Segment Start: Data

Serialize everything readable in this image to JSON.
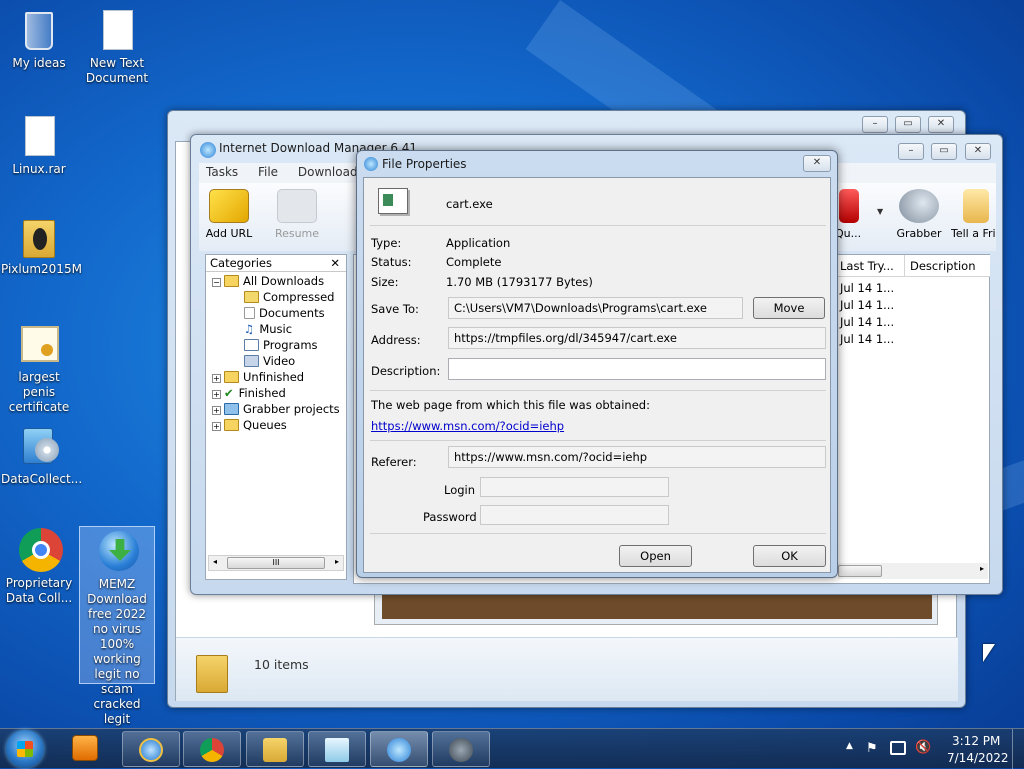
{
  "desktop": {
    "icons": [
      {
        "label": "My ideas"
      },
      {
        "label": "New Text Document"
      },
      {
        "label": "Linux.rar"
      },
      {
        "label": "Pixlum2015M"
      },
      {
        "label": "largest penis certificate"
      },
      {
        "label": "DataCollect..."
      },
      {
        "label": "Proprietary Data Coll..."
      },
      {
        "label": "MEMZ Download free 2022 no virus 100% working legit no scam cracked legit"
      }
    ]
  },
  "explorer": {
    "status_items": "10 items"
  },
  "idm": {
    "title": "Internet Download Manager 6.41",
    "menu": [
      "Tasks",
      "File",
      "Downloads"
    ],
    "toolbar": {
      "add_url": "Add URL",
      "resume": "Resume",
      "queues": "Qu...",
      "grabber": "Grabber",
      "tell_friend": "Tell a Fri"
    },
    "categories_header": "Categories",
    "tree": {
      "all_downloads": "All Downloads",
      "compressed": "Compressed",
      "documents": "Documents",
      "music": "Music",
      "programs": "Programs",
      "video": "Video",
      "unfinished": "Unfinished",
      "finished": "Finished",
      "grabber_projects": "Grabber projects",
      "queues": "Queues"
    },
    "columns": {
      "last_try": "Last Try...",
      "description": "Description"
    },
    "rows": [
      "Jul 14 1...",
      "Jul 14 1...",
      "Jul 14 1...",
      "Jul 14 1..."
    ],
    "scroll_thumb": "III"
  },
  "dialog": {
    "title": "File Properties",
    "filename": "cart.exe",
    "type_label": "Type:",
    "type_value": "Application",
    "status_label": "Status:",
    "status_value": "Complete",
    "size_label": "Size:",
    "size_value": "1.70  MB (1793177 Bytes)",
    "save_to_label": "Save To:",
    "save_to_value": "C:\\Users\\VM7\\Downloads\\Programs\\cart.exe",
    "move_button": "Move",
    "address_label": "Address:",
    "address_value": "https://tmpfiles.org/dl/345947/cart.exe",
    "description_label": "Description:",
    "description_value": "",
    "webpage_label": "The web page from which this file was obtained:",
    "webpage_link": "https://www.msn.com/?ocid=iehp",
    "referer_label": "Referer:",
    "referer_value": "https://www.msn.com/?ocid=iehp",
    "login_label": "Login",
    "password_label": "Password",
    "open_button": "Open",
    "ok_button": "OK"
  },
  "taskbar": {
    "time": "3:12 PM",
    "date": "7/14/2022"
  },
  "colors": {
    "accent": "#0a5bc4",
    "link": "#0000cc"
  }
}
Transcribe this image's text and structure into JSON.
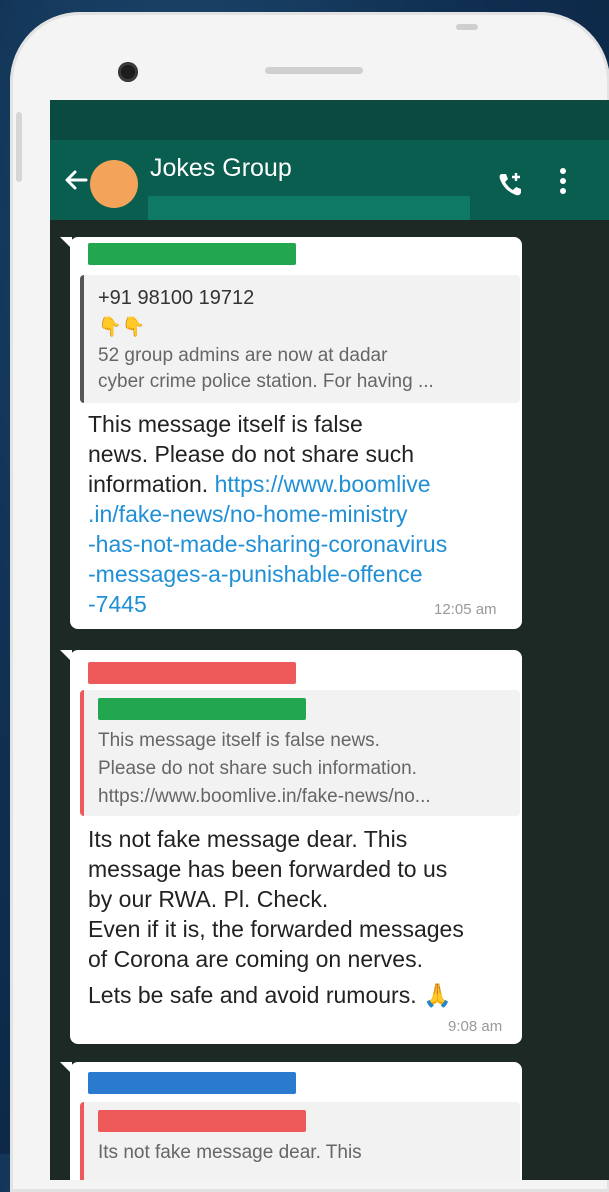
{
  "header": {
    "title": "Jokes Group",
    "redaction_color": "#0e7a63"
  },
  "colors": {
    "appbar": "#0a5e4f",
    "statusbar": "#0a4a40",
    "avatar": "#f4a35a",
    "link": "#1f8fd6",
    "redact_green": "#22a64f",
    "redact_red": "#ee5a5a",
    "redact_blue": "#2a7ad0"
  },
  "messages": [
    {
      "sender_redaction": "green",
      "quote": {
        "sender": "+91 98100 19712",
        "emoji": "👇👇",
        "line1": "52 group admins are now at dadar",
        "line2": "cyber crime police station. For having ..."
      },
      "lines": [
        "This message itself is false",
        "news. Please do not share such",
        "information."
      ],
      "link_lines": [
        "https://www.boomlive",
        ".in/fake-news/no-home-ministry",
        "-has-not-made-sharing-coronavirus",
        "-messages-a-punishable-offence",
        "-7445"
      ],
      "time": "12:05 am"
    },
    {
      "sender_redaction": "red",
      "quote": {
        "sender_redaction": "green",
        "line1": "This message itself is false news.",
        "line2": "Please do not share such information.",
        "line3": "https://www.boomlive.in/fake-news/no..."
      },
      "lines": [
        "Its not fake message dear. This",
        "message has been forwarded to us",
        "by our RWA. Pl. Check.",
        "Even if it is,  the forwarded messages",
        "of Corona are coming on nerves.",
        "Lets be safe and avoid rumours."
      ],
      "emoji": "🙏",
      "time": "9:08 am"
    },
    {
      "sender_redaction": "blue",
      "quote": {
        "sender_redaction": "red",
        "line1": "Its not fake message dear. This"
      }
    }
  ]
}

Segment End: Data

To do: Each line above that carries the string "JSON" has to be returned.

Written response:
Serialize everything readable in this image to JSON.
Transcribe this image's text and structure into JSON.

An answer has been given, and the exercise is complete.